Region and label listings:
▬▬▬▬▬▬

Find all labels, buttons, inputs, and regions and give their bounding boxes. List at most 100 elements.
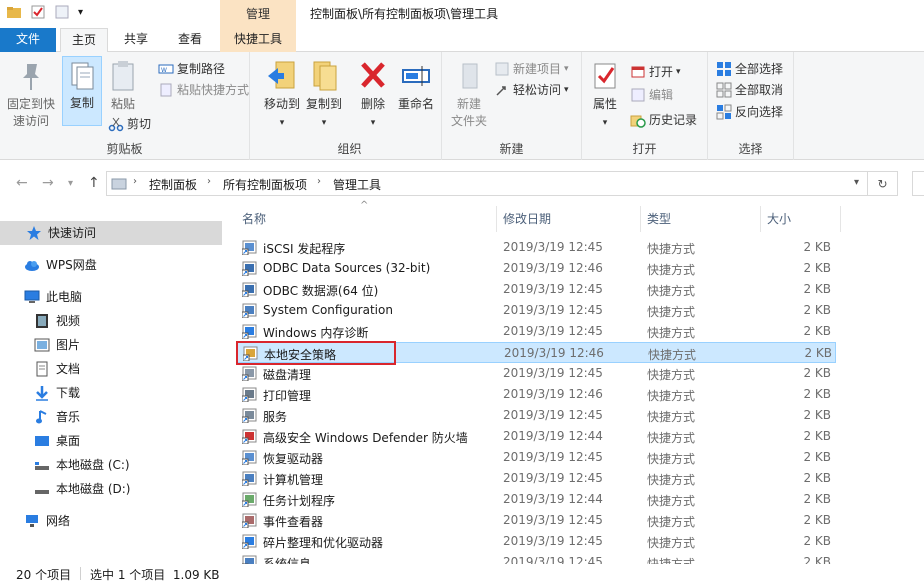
- copy-to-button[interactable]: 复制到 ▾: [304, 58, 344, 132]
- select-group-label: 选择: [738, 142, 763, 156]
- properties-icon: [594, 63, 616, 89]
- file-row[interactable]: 计算机管理 2019/3/19 12:45 快捷方式 2 KB: [236, 468, 836, 489]
- paste-shortcut-button[interactable]: 粘贴快捷方式: [158, 80, 249, 100]
- file-row[interactable]: 任务计划程序 2019/3/19 12:44 快捷方式 2 KB: [236, 489, 836, 510]
- properties-label: 属性: [592, 97, 617, 111]
- column-divider[interactable]: [496, 206, 497, 232]
- breadcrumb-separator-icon[interactable]: ›: [133, 176, 137, 187]
- breadcrumb-separator-icon[interactable]: ›: [317, 176, 321, 187]
- nav-item-drive-c[interactable]: 本地磁盘 (C:): [0, 453, 222, 477]
- tab-shortcut-tools[interactable]: 快捷工具: [220, 28, 296, 52]
- column-size[interactable]: 大小: [767, 210, 791, 227]
- move-to-button[interactable]: 移动到 ▾: [262, 58, 302, 132]
- up-arrow-icon[interactable]: ↑: [88, 175, 100, 191]
- context-tab-group-title: 管理: [220, 0, 296, 28]
- tab-file[interactable]: 文件: [0, 28, 56, 52]
- breadcrumb-all-items[interactable]: 所有控制面板项: [223, 176, 307, 193]
- network-icon: [26, 515, 38, 527]
- file-row[interactable]: Windows 内存诊断 2019/3/19 12:45 快捷方式 2 KB: [236, 321, 836, 342]
- nav-item-wps-cloud[interactable]: WPS网盘: [0, 253, 222, 277]
- nav-item-drive-d[interactable]: 本地磁盘 (D:): [0, 477, 222, 501]
- file-row[interactable]: 高级安全 Windows Defender 防火墙 2019/3/19 12:44…: [236, 426, 836, 447]
- nav-item-quick-access[interactable]: 快速访问: [0, 221, 222, 245]
- folder-icon[interactable]: [6, 4, 22, 20]
- copy-path-icon: W: [158, 64, 174, 74]
- nav-item-documents[interactable]: 文档: [0, 357, 222, 381]
- select-all-button[interactable]: 全部选择: [716, 59, 783, 79]
- nav-item-pictures[interactable]: 图片: [0, 333, 222, 357]
- file-name: 恢复驱动器: [263, 452, 324, 466]
- search-input[interactable]: [912, 171, 924, 196]
- desktop-icon: [35, 436, 49, 446]
- forward-arrow-icon[interactable]: →: [42, 175, 54, 191]
- tab-home[interactable]: 主页: [60, 28, 108, 53]
- copy-path-button[interactable]: W 复制路径: [158, 59, 225, 79]
- back-arrow-icon[interactable]: ←: [16, 175, 28, 191]
- paste-button[interactable]: 粘贴: [106, 58, 140, 113]
- column-divider[interactable]: [840, 206, 841, 232]
- new-item-button[interactable]: 新建项目 ▾: [494, 59, 569, 79]
- file-row[interactable]: 磁盘清理 2019/3/19 12:45 快捷方式 2 KB: [236, 363, 836, 384]
- address-dropdown-icon[interactable]: ▾: [854, 177, 859, 188]
- recent-locations-chevron-icon[interactable]: ▾: [68, 178, 73, 189]
- breadcrumb-admin-tools[interactable]: 管理工具: [333, 176, 381, 193]
- edit-button[interactable]: 编辑: [630, 85, 673, 105]
- tab-share[interactable]: 共享: [112, 28, 160, 52]
- column-date[interactable]: 修改日期: [503, 210, 551, 227]
- file-name: 高级安全 Windows Defender 防火墙: [263, 431, 468, 445]
- file-row[interactable]: 碎片整理和优化驱动器 2019/3/19 12:45 快捷方式 2 KB: [236, 531, 836, 552]
- nav-label: 本地磁盘 (D:): [56, 482, 131, 496]
- file-type: 快捷方式: [647, 452, 696, 466]
- file-row[interactable]: System Configuration 2019/3/19 12:45 快捷方式 2…: [236, 300, 836, 321]
- new-folder-icon[interactable]: [54, 4, 70, 20]
- nav-item-music[interactable]: 音乐: [0, 405, 222, 429]
- file-row[interactable]: 服务 2019/3/19 12:45 快捷方式 2 KB: [236, 405, 836, 426]
- breadcrumb-separator-icon[interactable]: ›: [207, 176, 211, 187]
- nav-item-network[interactable]: 网络: [0, 509, 222, 533]
- nav-item-videos[interactable]: 视频: [0, 309, 222, 333]
- tab-view[interactable]: 查看: [166, 28, 214, 52]
- file-name: 事件查看器: [263, 515, 324, 529]
- file-row[interactable]: ODBC Data Sources (32-bit) 2019/3/19 12:4…: [236, 258, 836, 279]
- delete-button[interactable]: 删除 ▾: [356, 58, 390, 132]
- pin-quick-access-button[interactable]: 固定到快 速访问: [4, 58, 58, 130]
- nav-item-this-pc[interactable]: 此电脑: [0, 285, 222, 309]
- qat-dropdown-icon[interactable]: ▾: [78, 7, 83, 18]
- star-icon: [27, 226, 41, 240]
- shortcut-icon: [242, 366, 257, 381]
- file-name: ODBC Data Sources (32-bit): [263, 261, 431, 275]
- column-divider[interactable]: [640, 206, 641, 232]
- nav-label: 桌面: [56, 434, 81, 448]
- rename-button[interactable]: 重命名: [394, 58, 438, 113]
- invert-selection-button[interactable]: 反向选择: [716, 102, 783, 122]
- column-divider[interactable]: [760, 206, 761, 232]
- nav-item-desktop[interactable]: 桌面: [0, 429, 222, 453]
- history-button[interactable]: 历史记录: [630, 110, 697, 130]
- file-row[interactable]: 恢复驱动器 2019/3/19 12:45 快捷方式 2 KB: [236, 447, 836, 468]
- cut-button[interactable]: 剪切: [108, 114, 151, 134]
- file-row[interactable]: ODBC 数据源(64 位) 2019/3/19 12:45 快捷方式 2 KB: [236, 279, 836, 300]
- ribbon: 固定到快 速访问 复制 粘贴 W 复制路径 粘贴快捷方式 剪切 剪贴板 移动到 ▾: [0, 52, 924, 160]
- nav-label: 此电脑: [46, 290, 83, 304]
- copy-button[interactable]: 复制: [62, 56, 102, 126]
- nav-label: 视频: [56, 314, 81, 328]
- file-row[interactable]: iSCSI 发起程序 2019/3/19 12:45 快捷方式 2 KB: [236, 237, 836, 258]
- properties-check-icon[interactable]: [30, 4, 46, 20]
- column-name[interactable]: 名称: [242, 210, 266, 227]
- new-folder-button[interactable]: 新建 文件夹: [448, 58, 490, 130]
- select-none-button[interactable]: 全部取消: [716, 80, 783, 100]
- open-button[interactable]: 打开 ▾: [630, 62, 681, 82]
- properties-button[interactable]: 属性 ▾: [588, 58, 622, 132]
- nav-item-downloads[interactable]: 下载: [0, 381, 222, 405]
- column-type[interactable]: 类型: [647, 210, 671, 227]
- address-bar[interactable]: › 控制面板 › 所有控制面板项 › 管理工具 ▾: [106, 171, 868, 196]
- breadcrumb-control-panel[interactable]: 控制面板: [149, 176, 197, 193]
- easy-access-icon: [496, 86, 506, 96]
- svg-text:W: W: [161, 67, 167, 74]
- file-row[interactable]: 事件查看器 2019/3/19 12:45 快捷方式 2 KB: [236, 510, 836, 531]
- file-row[interactable]: 打印管理 2019/3/19 12:46 快捷方式 2 KB: [236, 384, 836, 405]
- easy-access-button[interactable]: 轻松访问 ▾: [494, 80, 569, 100]
- refresh-icon[interactable]: ↻: [868, 171, 898, 196]
- shortcut-icon: [242, 450, 257, 465]
- open-group-label: 打开: [632, 142, 657, 156]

▬▬▬▬▬▬

SET PROBLEM: Reproduce every row above line for line, leaving out the pictures.

ANSWER:
Find all labels, buttons, inputs, and regions and give their bounding boxes. List at most 100 elements.
- copy-to-button[interactable]: 复制到 ▾: [304, 58, 344, 132]
- select-group-label: 选择: [738, 142, 763, 156]
- properties-icon: [594, 63, 616, 89]
- file-row[interactable]: 计算机管理 2019/3/19 12:45 快捷方式 2 KB: [236, 468, 836, 489]
- paste-shortcut-button[interactable]: 粘贴快捷方式: [158, 80, 249, 100]
- file-row[interactable]: 任务计划程序 2019/3/19 12:44 快捷方式 2 KB: [236, 489, 836, 510]
- properties-label: 属性: [592, 97, 617, 111]
- column-divider[interactable]: [496, 206, 497, 232]
- breadcrumb-separator-icon[interactable]: ›: [133, 176, 137, 187]
- breadcrumb-separator-icon[interactable]: ›: [317, 176, 321, 187]
- nav-item-drive-c[interactable]: 本地磁盘 (C:): [0, 453, 222, 477]
- tab-shortcut-tools[interactable]: 快捷工具: [220, 28, 296, 52]
- column-size[interactable]: 大小: [767, 210, 791, 227]
- move-to-button[interactable]: 移动到 ▾: [262, 58, 302, 132]
- up-arrow-icon[interactable]: ↑: [88, 175, 100, 191]
- context-tab-group-title: 管理: [220, 0, 296, 28]
- tab-file[interactable]: 文件: [0, 28, 56, 52]
- breadcrumb-all-items[interactable]: 所有控制面板项: [223, 176, 307, 193]
- network-icon: [26, 515, 38, 527]
- file-row[interactable]: Windows 内存诊断 2019/3/19 12:45 快捷方式 2 KB: [236, 321, 836, 342]
- nav-item-wps-cloud[interactable]: WPS网盘: [0, 253, 222, 277]
- nav-item-drive-d[interactable]: 本地磁盘 (D:): [0, 477, 222, 501]
- file-row[interactable]: 高级安全 Windows Defender 防火墙 2019/3/19 12:44…: [236, 426, 836, 447]
- nav-item-quick-access[interactable]: 快速访问: [0, 221, 222, 245]
- folder-icon[interactable]: [6, 4, 22, 20]
- copy-path-icon: W: [158, 64, 174, 74]
- nav-item-documents[interactable]: 文档: [0, 357, 222, 381]
- select-all-button[interactable]: 全部选择: [716, 59, 783, 79]
- nav-item-pictures[interactable]: 图片: [0, 333, 222, 357]
- file-name: 恢复驱动器: [263, 452, 324, 466]
- search-input[interactable]: [912, 171, 924, 196]
- desktop-icon: [35, 436, 49, 446]
- forward-arrow-icon[interactable]: →: [42, 175, 54, 191]
- tab-home[interactable]: 主页: [60, 28, 108, 53]
- copy-path-button[interactable]: W 复制路径: [158, 59, 225, 79]
- back-arrow-icon[interactable]: ←: [16, 175, 28, 191]
- paste-button[interactable]: 粘贴: [106, 58, 140, 113]
- column-divider[interactable]: [840, 206, 841, 232]
- new-item-button[interactable]: 新建项目 ▾: [494, 59, 569, 79]
- file-row[interactable]: 磁盘清理 2019/3/19 12:45 快捷方式 2 KB: [236, 363, 836, 384]
- address-dropdown-icon[interactable]: ▾: [854, 177, 859, 188]
- recent-locations-chevron-icon[interactable]: ▾: [68, 178, 73, 189]
- breadcrumb-admin-tools[interactable]: 管理工具: [333, 176, 381, 193]
- edit-button[interactable]: 编辑: [630, 85, 673, 105]
- tab-share[interactable]: 共享: [112, 28, 160, 52]
- column-date[interactable]: 修改日期: [503, 210, 551, 227]
- file-name: 高级安全 Windows Defender 防火墙: [263, 431, 468, 445]
- file-row[interactable]: 碎片整理和优化驱动器 2019/3/19 12:45 快捷方式 2 KB: [236, 531, 836, 552]
- nav-label: 本地磁盘 (D:): [56, 482, 131, 496]
- file-type: 快捷方式: [647, 452, 696, 466]
- file-row[interactable]: System Configuration 2019/3/19 12:45 快捷方式 2…: [236, 300, 836, 321]
- new-folder-icon[interactable]: [54, 4, 70, 20]
- nav-item-music[interactable]: 音乐: [0, 405, 222, 429]
- file-row[interactable]: 服务 2019/3/19 12:45 快捷方式 2 KB: [236, 405, 836, 426]
- breadcrumb-separator-icon[interactable]: ›: [207, 176, 211, 187]
- nav-item-network[interactable]: 网络: [0, 509, 222, 533]
- nav-item-videos[interactable]: 视频: [0, 309, 222, 333]
- tab-view[interactable]: 查看: [166, 28, 214, 52]
- file-name: 事件查看器: [263, 515, 324, 529]
- file-row[interactable]: ODBC Data Sources (32-bit) 2019/3/19 12:4…: [236, 258, 836, 279]
- delete-button[interactable]: 删除 ▾: [356, 58, 390, 132]
- pin-quick-access-button[interactable]: 固定到快 速访问: [4, 58, 58, 130]
- nav-item-this-pc[interactable]: 此电脑: [0, 285, 222, 309]
- qat-dropdown-icon[interactable]: ▾: [78, 7, 83, 18]
- star-icon: [27, 226, 41, 240]
- shortcut-icon: [242, 366, 257, 381]
- file-name: ODBC Data Sources (32-bit): [263, 261, 431, 275]
- column-divider[interactable]: [640, 206, 641, 232]
- nav-label: 桌面: [56, 434, 81, 448]
- rename-button[interactable]: 重命名: [394, 58, 438, 113]
- invert-selection-button[interactable]: 反向选择: [716, 102, 783, 122]
- column-divider[interactable]: [760, 206, 761, 232]
- nav-item-desktop[interactable]: 桌面: [0, 429, 222, 453]
- history-button[interactable]: 历史记录: [630, 110, 697, 130]
- file-row[interactable]: 恢复驱动器 2019/3/19 12:45 快捷方式 2 KB: [236, 447, 836, 468]
- cut-button[interactable]: 剪切: [108, 114, 151, 134]
- file-row[interactable]: ODBC 数据源(64 位) 2019/3/19 12:45 快捷方式 2 KB: [236, 279, 836, 300]
- ribbon: 固定到快 速访问 复制 粘贴 W 复制路径 粘贴快捷方式 剪切 剪贴板 移动到 ▾: [0, 52, 924, 160]
- nav-label: 此电脑: [46, 290, 83, 304]
- copy-button[interactable]: 复制: [62, 56, 102, 126]
- nav-label: 视频: [56, 314, 81, 328]
- file-row[interactable]: iSCSI 发起程序 2019/3/19 12:45 快捷方式 2 KB: [236, 237, 836, 258]
- properties-check-icon[interactable]: [30, 4, 46, 20]
- column-name[interactable]: 名称: [242, 210, 266, 227]
- new-folder-button[interactable]: 新建 文件夹: [448, 58, 490, 130]
- select-none-button[interactable]: 全部取消: [716, 80, 783, 100]
- open-button[interactable]: 打开 ▾: [630, 62, 681, 82]
- properties-button[interactable]: 属性 ▾: [588, 58, 622, 132]
- nav-item-downloads[interactable]: 下载: [0, 381, 222, 405]
- column-type[interactable]: 类型: [647, 210, 671, 227]
- address-bar[interactable]: › 控制面板 › 所有控制面板项 › 管理工具 ▾: [106, 171, 868, 196]
- breadcrumb-control-panel[interactable]: 控制面板: [149, 176, 197, 193]
- easy-access-icon: [496, 86, 506, 96]
- svg-text:W: W: [161, 67, 167, 74]
- file-row[interactable]: 事件查看器 2019/3/19 12:45 快捷方式 2 KB: [236, 510, 836, 531]
- file-row[interactable]: 打印管理 2019/3/19 12:46 快捷方式 2 KB: [236, 384, 836, 405]
- easy-access-button[interactable]: 轻松访问 ▾: [494, 80, 569, 100]
- refresh-icon[interactable]: ↻: [868, 171, 898, 196]
- shortcut-icon: [242, 450, 257, 465]
- open-group-label: 打开: [632, 142, 657, 156]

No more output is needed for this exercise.